--- begin ---
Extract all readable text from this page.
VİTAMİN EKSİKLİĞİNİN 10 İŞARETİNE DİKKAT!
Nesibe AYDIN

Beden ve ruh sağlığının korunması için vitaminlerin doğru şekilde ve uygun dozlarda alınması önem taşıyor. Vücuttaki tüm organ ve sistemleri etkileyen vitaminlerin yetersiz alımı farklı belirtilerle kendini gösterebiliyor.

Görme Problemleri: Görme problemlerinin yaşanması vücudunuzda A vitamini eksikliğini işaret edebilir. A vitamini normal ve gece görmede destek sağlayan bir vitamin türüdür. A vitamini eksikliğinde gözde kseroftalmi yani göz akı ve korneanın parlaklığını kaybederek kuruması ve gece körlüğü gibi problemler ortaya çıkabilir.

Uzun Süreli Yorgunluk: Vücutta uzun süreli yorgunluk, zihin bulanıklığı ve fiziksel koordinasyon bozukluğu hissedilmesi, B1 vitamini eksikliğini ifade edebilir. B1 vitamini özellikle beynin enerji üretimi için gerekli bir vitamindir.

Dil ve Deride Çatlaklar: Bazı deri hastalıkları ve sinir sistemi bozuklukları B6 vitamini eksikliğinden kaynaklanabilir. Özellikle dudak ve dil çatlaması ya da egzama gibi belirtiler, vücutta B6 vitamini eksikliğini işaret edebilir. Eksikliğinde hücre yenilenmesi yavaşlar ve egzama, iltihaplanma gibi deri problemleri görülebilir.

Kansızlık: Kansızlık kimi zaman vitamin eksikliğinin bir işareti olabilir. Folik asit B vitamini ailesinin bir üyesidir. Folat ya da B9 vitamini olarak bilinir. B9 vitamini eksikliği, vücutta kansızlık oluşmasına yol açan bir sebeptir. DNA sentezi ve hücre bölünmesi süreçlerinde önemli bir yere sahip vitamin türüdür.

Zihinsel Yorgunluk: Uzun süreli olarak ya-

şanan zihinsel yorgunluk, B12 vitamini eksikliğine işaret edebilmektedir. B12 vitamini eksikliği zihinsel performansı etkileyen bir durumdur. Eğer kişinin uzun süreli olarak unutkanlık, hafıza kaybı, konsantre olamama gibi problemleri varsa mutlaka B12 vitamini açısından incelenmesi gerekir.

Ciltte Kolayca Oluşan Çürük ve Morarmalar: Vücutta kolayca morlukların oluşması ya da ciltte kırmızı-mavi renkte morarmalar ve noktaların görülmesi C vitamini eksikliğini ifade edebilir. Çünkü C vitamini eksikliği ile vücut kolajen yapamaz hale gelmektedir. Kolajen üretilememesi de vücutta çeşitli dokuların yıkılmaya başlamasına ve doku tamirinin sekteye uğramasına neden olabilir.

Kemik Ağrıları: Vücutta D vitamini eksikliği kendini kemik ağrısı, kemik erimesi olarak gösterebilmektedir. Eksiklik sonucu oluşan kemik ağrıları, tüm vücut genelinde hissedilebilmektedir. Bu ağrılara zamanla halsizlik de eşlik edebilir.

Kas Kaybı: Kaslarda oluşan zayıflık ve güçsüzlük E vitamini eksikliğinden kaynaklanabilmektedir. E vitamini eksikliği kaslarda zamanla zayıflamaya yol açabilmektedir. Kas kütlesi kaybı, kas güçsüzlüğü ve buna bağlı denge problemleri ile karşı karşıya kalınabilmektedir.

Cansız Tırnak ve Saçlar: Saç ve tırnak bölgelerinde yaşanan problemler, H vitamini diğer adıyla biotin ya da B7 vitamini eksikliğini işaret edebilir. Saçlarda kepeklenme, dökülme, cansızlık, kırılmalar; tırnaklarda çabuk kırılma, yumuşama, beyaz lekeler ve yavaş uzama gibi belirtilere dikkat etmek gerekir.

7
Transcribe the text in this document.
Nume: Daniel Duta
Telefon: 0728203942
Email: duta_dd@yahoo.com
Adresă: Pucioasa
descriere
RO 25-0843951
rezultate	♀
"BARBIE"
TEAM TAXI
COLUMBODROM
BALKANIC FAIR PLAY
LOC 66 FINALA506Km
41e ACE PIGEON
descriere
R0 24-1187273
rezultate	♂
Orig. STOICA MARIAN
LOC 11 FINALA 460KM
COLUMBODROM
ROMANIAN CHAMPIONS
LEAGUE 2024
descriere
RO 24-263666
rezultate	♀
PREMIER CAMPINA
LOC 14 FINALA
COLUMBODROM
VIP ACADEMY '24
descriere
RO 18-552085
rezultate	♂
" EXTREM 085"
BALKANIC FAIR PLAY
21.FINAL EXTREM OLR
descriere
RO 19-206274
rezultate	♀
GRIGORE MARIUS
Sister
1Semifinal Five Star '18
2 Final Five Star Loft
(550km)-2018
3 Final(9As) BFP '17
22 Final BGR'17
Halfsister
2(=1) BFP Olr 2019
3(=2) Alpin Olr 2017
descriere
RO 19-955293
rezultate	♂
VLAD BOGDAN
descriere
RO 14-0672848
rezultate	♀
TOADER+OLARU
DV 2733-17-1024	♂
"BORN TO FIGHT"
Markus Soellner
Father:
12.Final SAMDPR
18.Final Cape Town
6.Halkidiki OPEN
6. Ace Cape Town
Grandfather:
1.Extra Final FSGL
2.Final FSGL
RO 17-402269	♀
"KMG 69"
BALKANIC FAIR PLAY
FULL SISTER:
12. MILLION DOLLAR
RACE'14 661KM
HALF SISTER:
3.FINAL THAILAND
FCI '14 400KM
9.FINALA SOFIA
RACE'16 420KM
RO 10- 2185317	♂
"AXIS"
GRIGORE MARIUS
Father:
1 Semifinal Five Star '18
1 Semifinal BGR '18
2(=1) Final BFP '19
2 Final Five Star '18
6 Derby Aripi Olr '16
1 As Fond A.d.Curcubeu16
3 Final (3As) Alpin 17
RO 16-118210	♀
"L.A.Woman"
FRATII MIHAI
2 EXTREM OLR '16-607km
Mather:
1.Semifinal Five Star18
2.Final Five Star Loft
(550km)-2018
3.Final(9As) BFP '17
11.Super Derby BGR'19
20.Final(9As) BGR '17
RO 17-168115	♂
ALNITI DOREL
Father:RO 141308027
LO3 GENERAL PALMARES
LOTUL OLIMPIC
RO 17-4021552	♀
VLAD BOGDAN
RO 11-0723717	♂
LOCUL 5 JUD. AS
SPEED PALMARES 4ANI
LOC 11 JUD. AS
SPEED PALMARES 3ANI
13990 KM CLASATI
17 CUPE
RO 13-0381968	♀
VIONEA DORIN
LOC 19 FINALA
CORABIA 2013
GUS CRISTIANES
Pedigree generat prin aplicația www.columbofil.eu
--- end ---
Reproduce the listing above verbatim, from first line to last.

Extract all readable text from this page.
VİTAMİN EKSİKLİĞİNİN 10 İŞARETİNE DİKKAT!
Nesibe AYDIN

Beden ve ruh sağlığının korunması için vitaminlerin doğru şekilde ve uygun dozlarda alınması önem taşıyor. Vücuttaki tüm organ ve sistemleri etkileyen vitaminlerin yetersiz alımı farklı belirtilerle kendini gösterebiliyor.

Görme Problemleri: Görme problemlerinin yaşanması vücudunuzda A vitamini eksikliğini işaret edebilir. A vitamini normal ve gece görmede destek sağlayan bir vitamin türüdür. A vitamini eksikliğinde gözde kseroftalmi yani göz akı ve korneanın parlaklığını kaybederek kuruması ve gece körlüğü gibi problemler ortaya çıkabilir.

Uzun Süreli Yorgunluk: Vücutta uzun süreli yorgunluk, zihin bulanıklığı ve fiziksel koordinasyon bozukluğu hissedilmesi, B1 vitamini eksikliğini ifade edebilir. B1 vitamini özellikle beynin enerji üretimi için gerekli bir vitamindir.

Dil ve Deride Çatlaklar: Bazı deri hastalıkları ve sinir sistemi bozuklukları B6 vitamini eksikliğinden kaynaklanabilir. Özellikle dudak ve dil çatlaması ya da egzama gibi belirtiler, vücutta B6 vitamini eksikliğini işaret edebilir. Eksikliğinde hücre yenilenmesi yavaşlar ve egzama, iltihaplanma gibi deri problemleri görülebilir.

Kansızlık: Kansızlık kimi zaman vitamin eksikliğinin bir işareti olabilir. Folik asit B vitamini ailesinin bir üyesidir. Folat ya da B9 vitamini olarak bilinir. B9 vitamini eksikliği, vücutta kansızlık oluşmasına yol açan bir sebeptir. DNA sentezi ve hücre bölünmesi süreçlerinde önemli bir yere sahip vitamin türüdür.

Zihinsel Yorgunluk: Uzun süreli olarak ya-

şanan zihinsel yorgunluk, B12 vitamini eksikliğine işaret edebilmektedir. B12 vitamini eksikliği zihinsel performansı etkileyen bir durumdur. Eğer kişinin uzun süreli olarak unutkanlık, hafıza kaybı, konsantre olamama gibi problemleri varsa mutlaka B12 vitamini açısından incelenmesi gerekir.

Ciltte Kolayca Oluşan Çürük ve Morarmalar: Vücutta kolayca morlukların oluşması ya da ciltte kırmızı-mavi renkte morarmalar ve noktaların görülmesi C vitamini eksikliğini ifade edebilir. Çünkü C vitamini eksikliği ile vücut kolajen yapamaz hale gelmektedir. Kolajen üretilememesi de vücutta çeşitli dokuların yıkılmaya başlamasına ve doku tamirinin sekteye uğramasına neden olabilir.

Kemik Ağrıları: Vücutta D vitamini eksikliği kendini kemik ağrısı, kemik erimesi olarak gösterebilmektedir. Eksiklik sonucu oluşan kemik ağrıları, tüm vücut genelinde hissedilebilmektedir. Bu ağrılara zamanla halsizlik de eşlik edebilir.

Kas Kaybı: Kaslarda oluşan zayıflık ve güçsüzlük E vitamini eksikliğinden kaynaklanabilmektedir. E vitamini eksikliği kaslarda zamanla zayıflamaya yol açabilmektedir. Kas kütlesi kaybı, kas güçsüzlüğü ve buna bağlı denge problemleri ile karşı karşıya kalınabilmektedir.

Cansız Tırnak ve Saçlar: Saç ve tırnak bölgelerinde yaşanan problemler, H vitamini diğer adıyla biotin ya da B7 vitamini eksikliğini işaret edebilir. Saçlarda kepeklenme, dökülme, cansızlık, kırılmalar; tırnaklarda çabuk kırılma, yumuşama, beyaz lekeler ve yavaş uzama gibi belirtilere dikkat etmek gerekir.

7
Transcribe the text in this document.
Nume: Daniel Duta
Telefon: 0728203942
Email: duta_dd@yahoo.com
Adresă: Pucioasa
descriere
RO 25-0843951
rezultate	♀
"BARBIE"
TEAM TAXI
COLUMBODROM
BALKANIC FAIR PLAY
LOC 66 FINALA506Km
41e ACE PIGEON
descriere
R0 24-1187273
rezultate	♂
Orig. STOICA MARIAN
LOC 11 FINALA 460KM
COLUMBODROM
ROMANIAN CHAMPIONS
LEAGUE 2024
descriere
RO 24-263666
rezultate	♀
PREMIER CAMPINA
LOC 14 FINALA
COLUMBODROM
VIP ACADEMY '24
descriere
RO 18-552085
rezultate	♂
" EXTREM 085"
BALKANIC FAIR PLAY
21.FINAL EXTREM OLR
descriere
RO 19-206274
rezultate	♀
GRIGORE MARIUS
Sister
1Semifinal Five Star '18
2 Final Five Star Loft
(550km)-2018
3 Final(9As) BFP '17
22 Final BGR'17
Halfsister
2(=1) BFP Olr 2019
3(=2) Alpin Olr 2017
descriere
RO 19-955293
rezultate	♂
VLAD BOGDAN
descriere
RO 14-0672848
rezultate	♀
TOADER+OLARU
DV 2733-17-1024	♂
"BORN TO FIGHT"
Markus Soellner
Father:
12.Final SAMDPR
18.Final Cape Town
6.Halkidiki OPEN
6. Ace Cape Town
Grandfather:
1.Extra Final FSGL
2.Final FSGL
RO 17-402269	♀
"KMG 69"
BALKANIC FAIR PLAY
FULL SISTER:
12. MILLION DOLLAR
RACE'14 661KM
HALF SISTER:
3.FINAL THAILAND
FCI '14 400KM
9.FINALA SOFIA
RACE'16 420KM
RO 10- 2185317	♂
"AXIS"
GRIGORE MARIUS
Father:
1 Semifinal Five Star '18
1 Semifinal BGR '18
2(=1) Final BFP '19
2 Final Five Star '18
6 Derby Aripi Olr '16
1 As Fond A.d.Curcubeu16
3 Final (3As) Alpin 17
RO 16-118210	♀
"L.A.Woman"
FRATII MIHAI
2 EXTREM OLR '16-607km
Mather:
1.Semifinal Five Star18
2.Final Five Star Loft
(550km)-2018
3.Final(9As) BFP '17
11.Super Derby BGR'19
20.Final(9As) BGR '17
RO 17-168115	♂
ALNITI DOREL
Father:RO 141308027
LO3 GENERAL PALMARES
LOTUL OLIMPIC
RO 17-4021552	♀
VLAD BOGDAN
RO 11-0723717	♂
LOCUL 5 JUD. AS
SPEED PALMARES 4ANI
LOC 11 JUD. AS
SPEED PALMARES 3ANI
13990 KM CLASATI
17 CUPE
RO 13-0381968	♀
VIONEA DORIN
LOC 19 FINALA
CORABIA 2013
GUS CRISTIANES
Pedigree generat prin aplicația www.columbofil.eu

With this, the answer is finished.